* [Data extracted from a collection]
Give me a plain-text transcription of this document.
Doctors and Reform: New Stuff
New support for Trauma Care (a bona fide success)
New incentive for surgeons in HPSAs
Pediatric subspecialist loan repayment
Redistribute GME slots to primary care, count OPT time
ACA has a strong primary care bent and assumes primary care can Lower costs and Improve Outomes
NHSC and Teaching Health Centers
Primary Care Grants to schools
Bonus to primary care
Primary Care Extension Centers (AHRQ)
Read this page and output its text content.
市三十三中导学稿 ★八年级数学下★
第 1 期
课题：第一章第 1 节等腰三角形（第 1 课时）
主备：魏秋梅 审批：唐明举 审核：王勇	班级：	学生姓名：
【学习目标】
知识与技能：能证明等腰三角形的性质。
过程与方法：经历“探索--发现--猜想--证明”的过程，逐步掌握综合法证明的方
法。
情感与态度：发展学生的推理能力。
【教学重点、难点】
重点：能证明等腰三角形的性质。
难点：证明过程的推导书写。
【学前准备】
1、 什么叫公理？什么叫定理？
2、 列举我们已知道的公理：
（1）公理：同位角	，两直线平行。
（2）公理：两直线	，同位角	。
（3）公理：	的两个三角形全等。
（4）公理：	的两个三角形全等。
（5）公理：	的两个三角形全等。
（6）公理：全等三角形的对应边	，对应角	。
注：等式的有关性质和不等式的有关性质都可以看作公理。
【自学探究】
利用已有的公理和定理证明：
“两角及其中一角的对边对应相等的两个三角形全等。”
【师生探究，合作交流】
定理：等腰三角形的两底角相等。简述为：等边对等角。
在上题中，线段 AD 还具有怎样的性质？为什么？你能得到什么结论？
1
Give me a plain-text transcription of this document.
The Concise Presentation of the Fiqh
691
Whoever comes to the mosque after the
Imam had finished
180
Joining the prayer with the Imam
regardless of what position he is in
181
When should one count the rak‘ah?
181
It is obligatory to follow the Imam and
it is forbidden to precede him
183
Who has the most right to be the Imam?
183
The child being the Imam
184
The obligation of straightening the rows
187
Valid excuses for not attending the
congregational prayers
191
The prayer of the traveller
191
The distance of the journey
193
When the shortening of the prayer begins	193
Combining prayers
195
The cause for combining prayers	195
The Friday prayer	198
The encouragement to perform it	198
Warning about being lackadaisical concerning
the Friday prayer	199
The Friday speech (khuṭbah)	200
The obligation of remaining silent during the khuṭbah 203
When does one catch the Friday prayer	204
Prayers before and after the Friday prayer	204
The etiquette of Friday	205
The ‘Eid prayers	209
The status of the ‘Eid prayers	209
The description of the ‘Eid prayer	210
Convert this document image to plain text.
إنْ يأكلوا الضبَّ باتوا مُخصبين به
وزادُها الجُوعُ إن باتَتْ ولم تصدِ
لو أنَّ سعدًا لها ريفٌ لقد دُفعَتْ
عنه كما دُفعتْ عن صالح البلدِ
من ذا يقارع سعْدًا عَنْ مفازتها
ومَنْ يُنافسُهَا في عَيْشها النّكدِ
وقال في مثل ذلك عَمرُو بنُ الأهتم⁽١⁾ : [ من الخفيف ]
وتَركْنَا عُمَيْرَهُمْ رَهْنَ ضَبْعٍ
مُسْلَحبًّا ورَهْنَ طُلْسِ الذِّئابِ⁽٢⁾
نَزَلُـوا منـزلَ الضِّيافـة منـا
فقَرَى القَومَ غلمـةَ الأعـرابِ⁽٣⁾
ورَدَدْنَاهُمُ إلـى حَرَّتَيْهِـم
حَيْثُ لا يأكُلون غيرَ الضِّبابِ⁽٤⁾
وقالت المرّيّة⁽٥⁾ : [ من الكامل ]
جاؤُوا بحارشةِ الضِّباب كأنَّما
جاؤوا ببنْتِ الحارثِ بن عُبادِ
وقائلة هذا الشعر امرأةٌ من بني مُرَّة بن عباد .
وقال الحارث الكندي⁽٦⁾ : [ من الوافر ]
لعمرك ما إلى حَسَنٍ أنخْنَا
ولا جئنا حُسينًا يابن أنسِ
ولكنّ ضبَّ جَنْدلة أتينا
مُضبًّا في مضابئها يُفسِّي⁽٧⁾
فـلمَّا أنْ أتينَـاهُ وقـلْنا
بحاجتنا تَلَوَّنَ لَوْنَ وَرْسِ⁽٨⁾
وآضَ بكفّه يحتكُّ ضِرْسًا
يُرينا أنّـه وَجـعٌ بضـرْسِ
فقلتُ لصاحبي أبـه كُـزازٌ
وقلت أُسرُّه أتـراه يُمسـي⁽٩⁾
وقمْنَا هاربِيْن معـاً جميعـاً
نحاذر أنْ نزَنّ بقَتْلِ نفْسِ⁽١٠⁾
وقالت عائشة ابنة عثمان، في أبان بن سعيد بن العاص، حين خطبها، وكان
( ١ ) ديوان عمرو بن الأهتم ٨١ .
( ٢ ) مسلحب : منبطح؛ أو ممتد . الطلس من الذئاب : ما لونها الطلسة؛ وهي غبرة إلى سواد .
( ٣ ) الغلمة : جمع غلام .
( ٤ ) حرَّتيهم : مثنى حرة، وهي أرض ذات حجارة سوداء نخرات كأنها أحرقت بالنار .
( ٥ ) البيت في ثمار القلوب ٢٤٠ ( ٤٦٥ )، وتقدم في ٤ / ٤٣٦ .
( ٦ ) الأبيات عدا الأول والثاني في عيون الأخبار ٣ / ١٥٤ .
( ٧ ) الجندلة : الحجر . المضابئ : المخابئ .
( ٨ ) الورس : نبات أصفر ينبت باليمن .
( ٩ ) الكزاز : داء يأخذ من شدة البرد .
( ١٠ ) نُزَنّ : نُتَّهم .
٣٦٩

* [Work instructions] The lines to collect are those holding the string "text"; copy them all.

* [Task answer]
Give me a plain-text transcription of this document.
Read this page and output its text content.
Give me a plain-text transcription of this document.
Convert this document image to plain text.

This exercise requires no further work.